Given entries:
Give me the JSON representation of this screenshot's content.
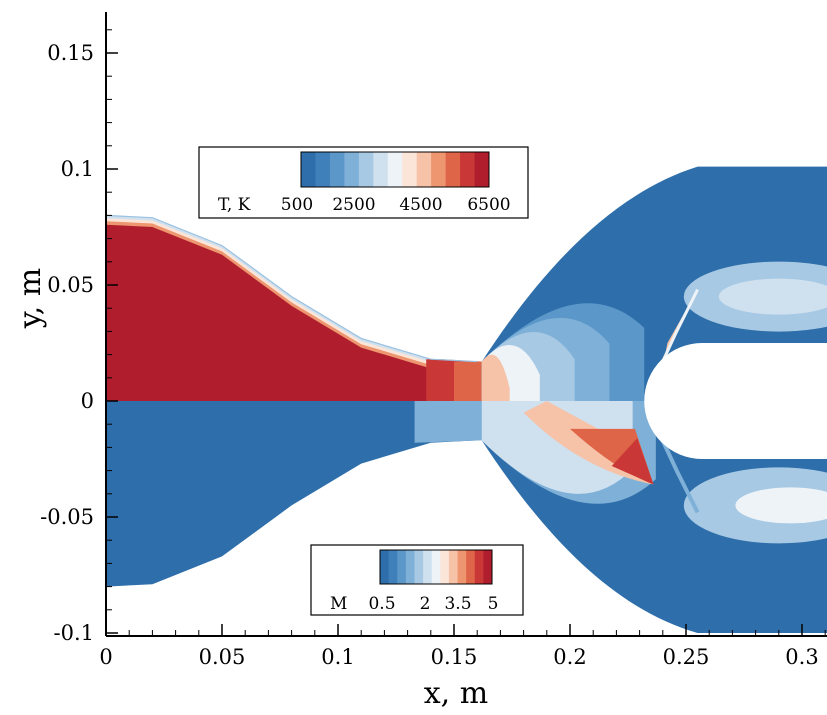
{
  "chart_data": {
    "type": "heatmap",
    "title": "",
    "xlabel": "x, m",
    "ylabel": "y, m",
    "xlim": [
      0,
      0.31
    ],
    "ylim": [
      -0.1,
      0.17
    ],
    "x_ticks": [
      "0",
      "0.05",
      "0.1",
      "0.15",
      "0.2",
      "0.25",
      "0.3"
    ],
    "y_ticks": [
      "-0.1",
      "-0.05",
      "0",
      "0.05",
      "0.1",
      "0.15"
    ],
    "x_tick_values": [
      0,
      0.05,
      0.1,
      0.15,
      0.2,
      0.25,
      0.3
    ],
    "y_tick_values": [
      -0.1,
      -0.05,
      0,
      0.05,
      0.1,
      0.15
    ],
    "upper_half": {
      "field": "Temperature",
      "legend_title": "T, K",
      "legend_ticks": [
        "500",
        "2500",
        "4500",
        "6500"
      ],
      "range": [
        0,
        7500
      ]
    },
    "lower_half": {
      "field": "Mach number",
      "legend_title": "M",
      "legend_ticks": [
        "0.5",
        "2",
        "3.5",
        "5"
      ],
      "range": [
        0,
        5.5
      ]
    },
    "colormap": [
      "#2e6eaa",
      "#3f80ba",
      "#5b97c9",
      "#7fb0d7",
      "#a7c9e4",
      "#cfe0ef",
      "#eef3f7",
      "#fbe5d8",
      "#f6c2a8",
      "#ed9670",
      "#de6548",
      "#c93836",
      "#b01e2e"
    ],
    "nozzle_wall": [
      [
        0,
        0.08
      ],
      [
        0.02,
        0.079
      ],
      [
        0.05,
        0.067
      ],
      [
        0.08,
        0.045
      ],
      [
        0.11,
        0.027
      ],
      [
        0.14,
        0.018
      ],
      [
        0.16,
        0.017
      ]
    ],
    "jet_boundary": [
      [
        0.162,
        0.017
      ],
      [
        0.18,
        0.04
      ],
      [
        0.2,
        0.065
      ],
      [
        0.23,
        0.087
      ],
      [
        0.26,
        0.1
      ]
    ],
    "domain_top": 0.101,
    "domain_bottom": -0.1,
    "body": {
      "nose_x": 0.232,
      "radius": 0.025
    },
    "shock": [
      [
        0.255,
        0.048
      ],
      [
        0.246,
        0.03
      ],
      [
        0.239,
        0.015
      ],
      [
        0.237,
        0
      ]
    ]
  }
}
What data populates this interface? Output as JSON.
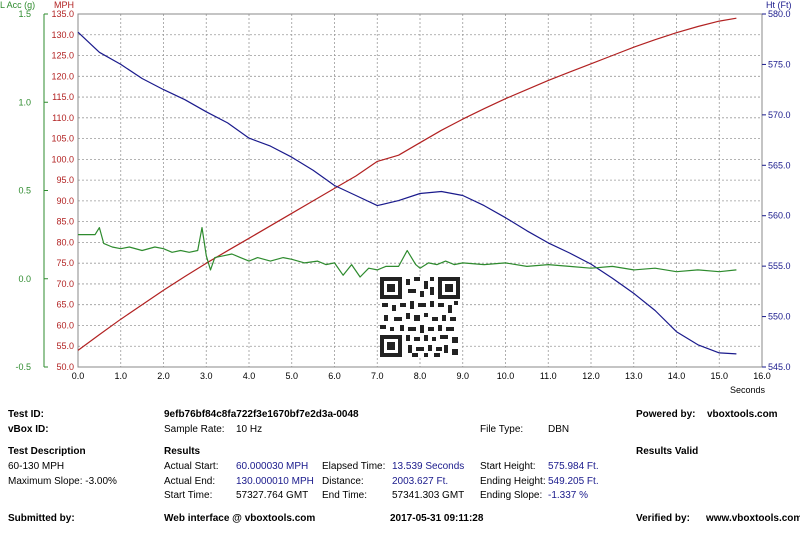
{
  "chart_data": {
    "type": "line",
    "x": {
      "label": "Seconds",
      "range": [
        0.0,
        16.0
      ],
      "ticks": [
        0.0,
        1.0,
        2.0,
        3.0,
        4.0,
        5.0,
        6.0,
        7.0,
        8.0,
        9.0,
        10.0,
        11.0,
        12.0,
        13.0,
        14.0,
        15.0,
        16.0
      ],
      "tick_labels": [
        "0.0",
        "1.0",
        "2.0",
        "3.0",
        "4.0",
        "5.0",
        "6.0",
        "7.0",
        "8.0",
        "9.0",
        "10.0",
        "11.0",
        "12.0",
        "13.0",
        "14.0",
        "15.0",
        "16.0"
      ]
    },
    "axes": {
      "lacc": {
        "label": "L Acc (g)",
        "range": [
          -0.5,
          1.5
        ],
        "ticks": [
          -0.5,
          0.0,
          0.5,
          1.0,
          1.5
        ],
        "tick_labels": [
          "-0.5",
          "0.0",
          "0.5",
          "1.0",
          "1.5"
        ],
        "color": "#2e8b2e"
      },
      "mph": {
        "label": "MPH",
        "range": [
          50.0,
          135.0
        ],
        "ticks": [
          50,
          55,
          60,
          65,
          70,
          75,
          80,
          85,
          90,
          95,
          100,
          105,
          110,
          115,
          120,
          125,
          130,
          135
        ],
        "tick_labels": [
          "50.0",
          "55.0",
          "60.0",
          "65.0",
          "70.0",
          "75.0",
          "80.0",
          "85.0",
          "90.0",
          "95.0",
          "100.0",
          "105.0",
          "110.0",
          "115.0",
          "120.0",
          "125.0",
          "130.0",
          "135.0"
        ],
        "color": "#b22222"
      },
      "ht": {
        "label": "Ht (Ft)",
        "range": [
          545.0,
          580.0
        ],
        "ticks": [
          545,
          550,
          555,
          560,
          565,
          570,
          575,
          580
        ],
        "tick_labels": [
          "545.0",
          "550.0",
          "555.0",
          "560.0",
          "565.0",
          "570.0",
          "575.0",
          "580.0"
        ],
        "color": "#1a1a8c"
      }
    },
    "grid": true,
    "series": [
      {
        "axis": "mph",
        "color": "#b22222",
        "points": [
          [
            0,
            54
          ],
          [
            0.5,
            57.8
          ],
          [
            1,
            61.5
          ],
          [
            1.5,
            65
          ],
          [
            2,
            68.5
          ],
          [
            2.5,
            71.8
          ],
          [
            3,
            75
          ],
          [
            3.5,
            78
          ],
          [
            4,
            81
          ],
          [
            4.5,
            84
          ],
          [
            5,
            87
          ],
          [
            5.5,
            90
          ],
          [
            6,
            93
          ],
          [
            6.5,
            96
          ],
          [
            7,
            99.5
          ],
          [
            7.5,
            101
          ],
          [
            8,
            104
          ],
          [
            8.5,
            107
          ],
          [
            9,
            109.7
          ],
          [
            9.5,
            112.2
          ],
          [
            10,
            114.6
          ],
          [
            10.5,
            116.8
          ],
          [
            11,
            119
          ],
          [
            11.5,
            121
          ],
          [
            12,
            123
          ],
          [
            12.5,
            125
          ],
          [
            13,
            127
          ],
          [
            13.5,
            128.8
          ],
          [
            14,
            130.5
          ],
          [
            14.5,
            132
          ],
          [
            15,
            133.3
          ],
          [
            15.4,
            134
          ]
        ]
      },
      {
        "axis": "ht",
        "color": "#1a1a8c",
        "points": [
          [
            0,
            578.2
          ],
          [
            0.5,
            576.2
          ],
          [
            1,
            575
          ],
          [
            1.5,
            573.6
          ],
          [
            2,
            572.5
          ],
          [
            2.5,
            571.5
          ],
          [
            3,
            570.3
          ],
          [
            3.5,
            569.2
          ],
          [
            4,
            567.7
          ],
          [
            4.5,
            566.9
          ],
          [
            5,
            565.8
          ],
          [
            5.5,
            564.5
          ],
          [
            6,
            563
          ],
          [
            6.5,
            562
          ],
          [
            7,
            561
          ],
          [
            7.5,
            561.5
          ],
          [
            8,
            562.2
          ],
          [
            8.5,
            562.4
          ],
          [
            9,
            562
          ],
          [
            9.5,
            561
          ],
          [
            10,
            559.8
          ],
          [
            10.5,
            558.5
          ],
          [
            11,
            557.3
          ],
          [
            11.5,
            556.3
          ],
          [
            12,
            555.2
          ],
          [
            12.5,
            553.8
          ],
          [
            13,
            552.3
          ],
          [
            13.5,
            550.6
          ],
          [
            14,
            548.5
          ],
          [
            14.5,
            547.2
          ],
          [
            15,
            546.4
          ],
          [
            15.4,
            546.3
          ]
        ]
      },
      {
        "axis": "lacc",
        "color": "#2e8b2e",
        "points": [
          [
            0,
            0.25
          ],
          [
            0.4,
            0.25
          ],
          [
            0.5,
            0.29
          ],
          [
            0.6,
            0.2
          ],
          [
            0.8,
            0.18
          ],
          [
            1,
            0.17
          ],
          [
            1.2,
            0.18
          ],
          [
            1.5,
            0.16
          ],
          [
            1.8,
            0.18
          ],
          [
            2,
            0.17
          ],
          [
            2.2,
            0.15
          ],
          [
            2.4,
            0.16
          ],
          [
            2.6,
            0.15
          ],
          [
            2.8,
            0.16
          ],
          [
            2.9,
            0.29
          ],
          [
            3,
            0.13
          ],
          [
            3.1,
            0.05
          ],
          [
            3.2,
            0.12
          ],
          [
            3.4,
            0.13
          ],
          [
            3.6,
            0.14
          ],
          [
            3.8,
            0.12
          ],
          [
            4,
            0.1
          ],
          [
            4.2,
            0.12
          ],
          [
            4.5,
            0.1
          ],
          [
            4.8,
            0.12
          ],
          [
            5,
            0.11
          ],
          [
            5.3,
            0.09
          ],
          [
            5.6,
            0.1
          ],
          [
            5.8,
            0.08
          ],
          [
            6,
            0.09
          ],
          [
            6.2,
            0.02
          ],
          [
            6.4,
            0.08
          ],
          [
            6.6,
            0.01
          ],
          [
            6.8,
            0.06
          ],
          [
            7,
            0.05
          ],
          [
            7.2,
            0.07
          ],
          [
            7.5,
            0.07
          ],
          [
            7.7,
            0.16
          ],
          [
            7.9,
            0.08
          ],
          [
            8,
            0.06
          ],
          [
            8.2,
            0.09
          ],
          [
            8.4,
            0.08
          ],
          [
            8.6,
            0.1
          ],
          [
            8.8,
            0.08
          ],
          [
            9,
            0.09
          ],
          [
            9.5,
            0.08
          ],
          [
            10,
            0.09
          ],
          [
            10.5,
            0.07
          ],
          [
            11,
            0.08
          ],
          [
            11.5,
            0.07
          ],
          [
            12,
            0.06
          ],
          [
            12.5,
            0.07
          ],
          [
            13,
            0.05
          ],
          [
            13.5,
            0.06
          ],
          [
            14,
            0.04
          ],
          [
            14.5,
            0.05
          ],
          [
            15,
            0.04
          ],
          [
            15.4,
            0.05
          ]
        ]
      }
    ]
  },
  "header": {
    "test_id_label": "Test ID:",
    "test_id_value": "9efb76bf84c8fa722f3e1670bf7e2d3a-0048",
    "powered_label": "Powered by:",
    "powered_value": "vboxtools.com",
    "vbox_id_label": "vBox ID:",
    "sample_rate_label": "Sample Rate:",
    "sample_rate_value": "10 Hz",
    "file_type_label": "File Type:",
    "file_type_value": "DBN"
  },
  "test_description": {
    "heading": "Test Description",
    "line1": "60-130 MPH",
    "line2": "Maximum Slope: -3.00%"
  },
  "results": {
    "heading": "Results",
    "valid_label": "Results Valid",
    "actual_start_label": "Actual Start:",
    "actual_start_value": "60.000030 MPH",
    "actual_end_label": "Actual End:",
    "actual_end_value": "130.000010 MPH",
    "start_time_label": "Start Time:",
    "start_time_value": "57327.764 GMT",
    "elapsed_label": "Elapsed Time:",
    "elapsed_value": "13.539 Seconds",
    "distance_label": "Distance:",
    "distance_value": "2003.627 Ft.",
    "end_time_label": "End Time:",
    "end_time_value": "57341.303 GMT",
    "start_height_label": "Start Height:",
    "start_height_value": "575.984 Ft.",
    "ending_height_label": "Ending Height:",
    "ending_height_value": "549.205 Ft.",
    "ending_slope_label": "Ending Slope:",
    "ending_slope_value": "-1.337 %"
  },
  "footer": {
    "submitted_label": "Submitted by:",
    "web_interface": "Web interface @ vboxtools.com",
    "timestamp": "2017-05-31 09:11:28",
    "verified_label": "Verified by:",
    "verified_value": "www.vboxtools.com"
  }
}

Problem statement: Pull out all lines in the data above that include "JSON".

Expected answer:
Give me the JSON representation of this screenshot's content.
What data populates this interface? Output as JSON.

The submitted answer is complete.